● **Source records**

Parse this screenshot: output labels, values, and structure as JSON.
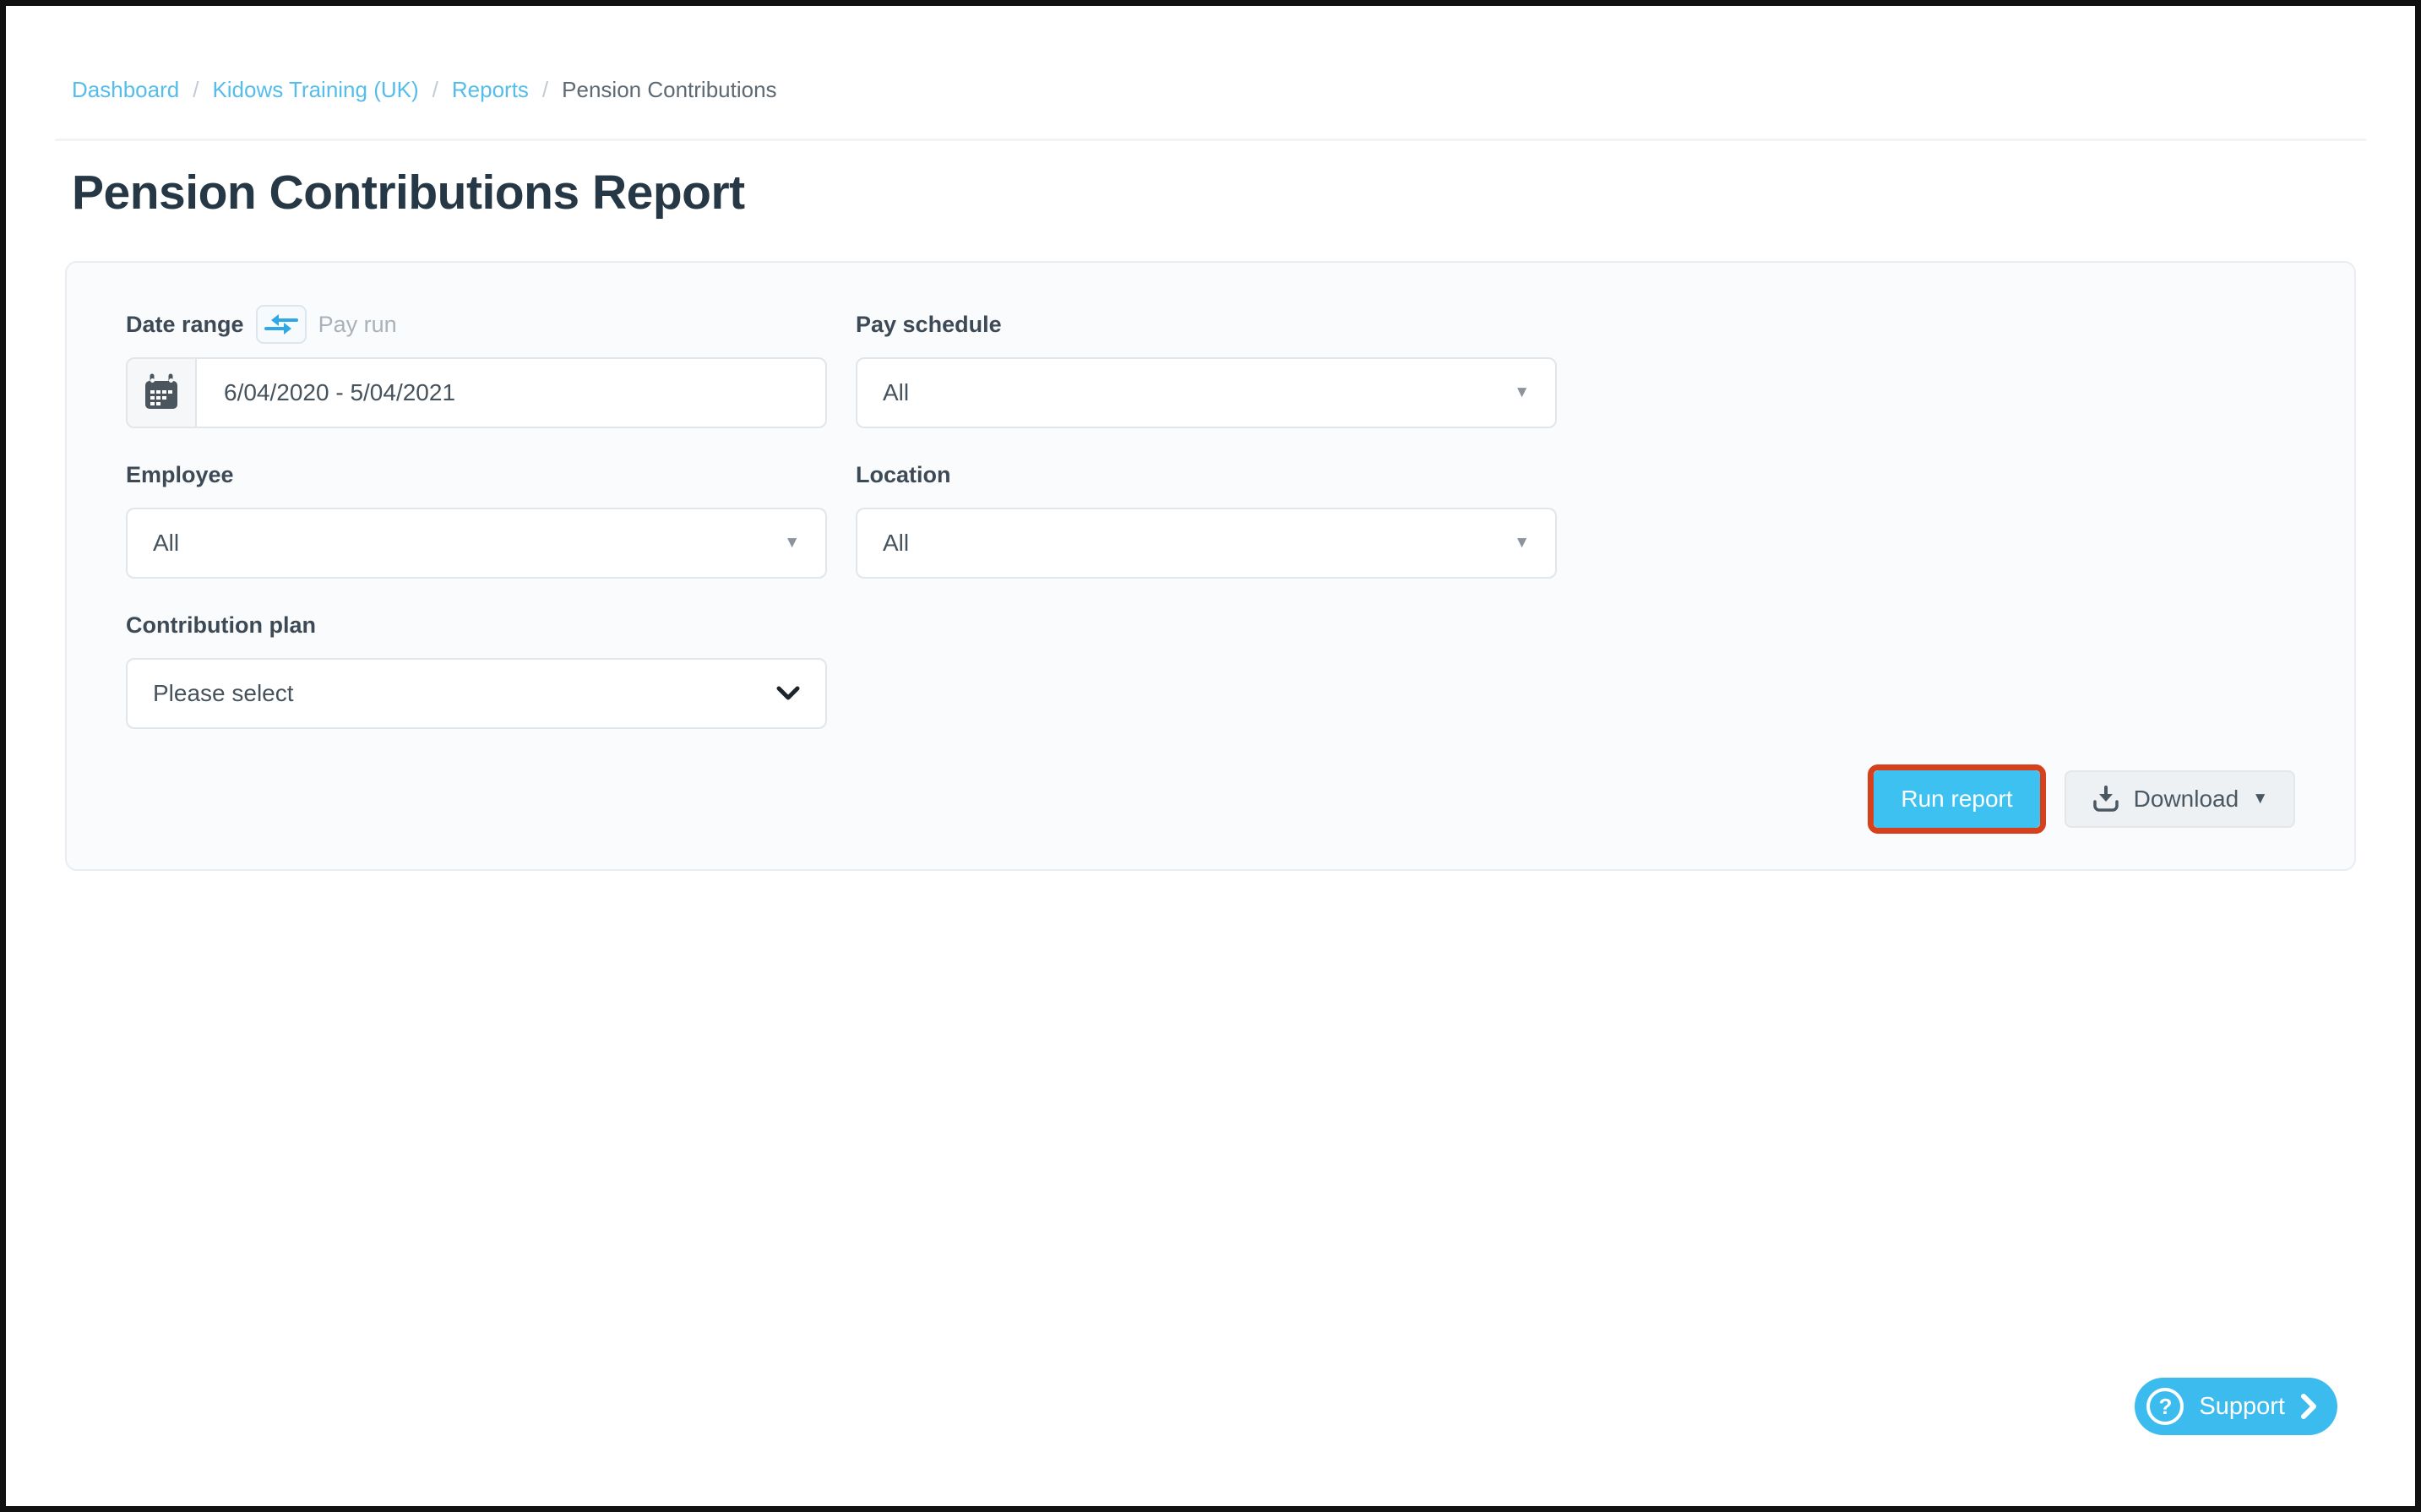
{
  "breadcrumb": {
    "separator": "/",
    "items": [
      {
        "label": "Dashboard"
      },
      {
        "label": "Kidows Training (UK)"
      },
      {
        "label": "Reports"
      }
    ],
    "current": "Pension Contributions"
  },
  "page": {
    "title": "Pension Contributions Report"
  },
  "filters": {
    "date_range": {
      "label": "Date range",
      "toggle_alt_label": "Pay run",
      "value": "6/04/2020 - 5/04/2021"
    },
    "pay_schedule": {
      "label": "Pay schedule",
      "value": "All"
    },
    "employee": {
      "label": "Employee",
      "value": "All"
    },
    "location": {
      "label": "Location",
      "value": "All"
    },
    "contribution_plan": {
      "label": "Contribution plan",
      "value": "Please select"
    }
  },
  "actions": {
    "run_report_label": "Run report",
    "download_label": "Download"
  },
  "support": {
    "label": "Support"
  },
  "icons": {
    "swap": "swap-arrows-icon",
    "calendar": "calendar-icon",
    "download": "download-icon",
    "caret": "caret-down-icon",
    "help": "question-mark-icon",
    "chevron": "chevron-right-icon"
  },
  "colors": {
    "accent_cyan": "#3dc1f0",
    "link_blue": "#55bdea",
    "annotation_red": "#d5411d",
    "title_dark": "#263845",
    "label_gray": "#3d4a55",
    "muted_gray": "#a9b2b9",
    "panel_bg": "#fafbfd",
    "panel_border": "#e9edf1"
  }
}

● **The exercise**
Reproduce the entries exactly. Do not carry over any picture.

● **Exercise result**
Parse this screenshot: output labels, values, and structure as JSON.
{
  "breadcrumb": {
    "separator": "/",
    "items": [
      {
        "label": "Dashboard"
      },
      {
        "label": "Kidows Training (UK)"
      },
      {
        "label": "Reports"
      }
    ],
    "current": "Pension Contributions"
  },
  "page": {
    "title": "Pension Contributions Report"
  },
  "filters": {
    "date_range": {
      "label": "Date range",
      "toggle_alt_label": "Pay run",
      "value": "6/04/2020 - 5/04/2021"
    },
    "pay_schedule": {
      "label": "Pay schedule",
      "value": "All"
    },
    "employee": {
      "label": "Employee",
      "value": "All"
    },
    "location": {
      "label": "Location",
      "value": "All"
    },
    "contribution_plan": {
      "label": "Contribution plan",
      "value": "Please select"
    }
  },
  "actions": {
    "run_report_label": "Run report",
    "download_label": "Download"
  },
  "support": {
    "label": "Support"
  },
  "icons": {
    "swap": "swap-arrows-icon",
    "calendar": "calendar-icon",
    "download": "download-icon",
    "caret": "caret-down-icon",
    "help": "question-mark-icon",
    "chevron": "chevron-right-icon"
  },
  "colors": {
    "accent_cyan": "#3dc1f0",
    "link_blue": "#55bdea",
    "annotation_red": "#d5411d",
    "title_dark": "#263845",
    "label_gray": "#3d4a55",
    "muted_gray": "#a9b2b9",
    "panel_bg": "#fafbfd",
    "panel_border": "#e9edf1"
  }
}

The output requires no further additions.